--- Description of the task ---
Extract each line of the records below that contains the word "были".

Extracted data entries

start

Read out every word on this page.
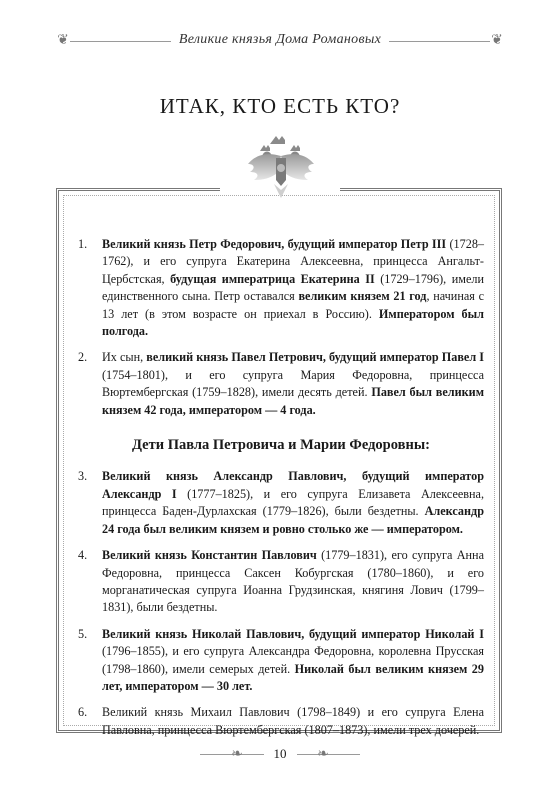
❦	❦
Великие князья Дома Романовых
ИТАК, КТО ЕСТЬ КТО?
1. Великий князь Петр Федорович, будущий император Петр III (1728–1762), и его супруга Екатерина Алексеевна, принцесса Ангальт-Цербстская, будущая императрица Екатерина II (1729–1796), имели единственного сына. Петр оставался великим князем 21 год, начиная с 13 лет (в этом возрасте он приехал в Россию). Императором был полгода.
2. Их сын, великий князь Павел Петрович, будущий император Павел I (1754–1801), и его супруга Мария Федоровна, принцесса Вюртембергская (1759–1828), имели десять детей. Павел был великим князем 42 года, императором — 4 года.
Дети Павла Петровича и Марии Федоровны:
3. Великий князь Александр Павлович, будущий император Александр I (1777–1825), и его супруга Елизавета Алексеевна, принцесса Баден-Дурлахская (1779–1826), были бездетны. Александр 24 года был великим князем и ровно столько же — императором.
4. Великий князь Константин Павлович (1779–1831), его супруга Анна Федоровна, принцесса Саксен Кобургская (1780–1860), и его морганатическая супруга Иоанна Грудзинская, княгиня Лович (1799–1831), были бездетны.
5. Великий князь Николай Павлович, будущий император Николай I (1796–1855), и его супруга Александра Федоровна, королевна Прусская (1798–1860), имели семерых детей. Николай был великим князем 29 лет, императором — 30 лет.
6. Великий князь Михаил Павлович (1798–1849) и его супруга Елена Павловна, принцесса Вюртембергская (1807–1873), имели трех дочерей.
❧	❧
10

end

--- Result of the exercise ---
3. Великий князь Александр Павлович, будущий император Александр I (1777–1825), и его супруга Елизавета Алексеевна, принцесса Баден-Дурлахская (1779–1826), были бездетны. Александр 24 года был великим князем и ровно столько же — императором.
4. Великий князь Константин Павлович (1779–1831), его супруга Анна Федоровна, принцесса Саксен Кобургская (1780–1860), и его морганатическая супруга Иоанна Грудзинская, княгиня Лович (1799–1831), были бездетны.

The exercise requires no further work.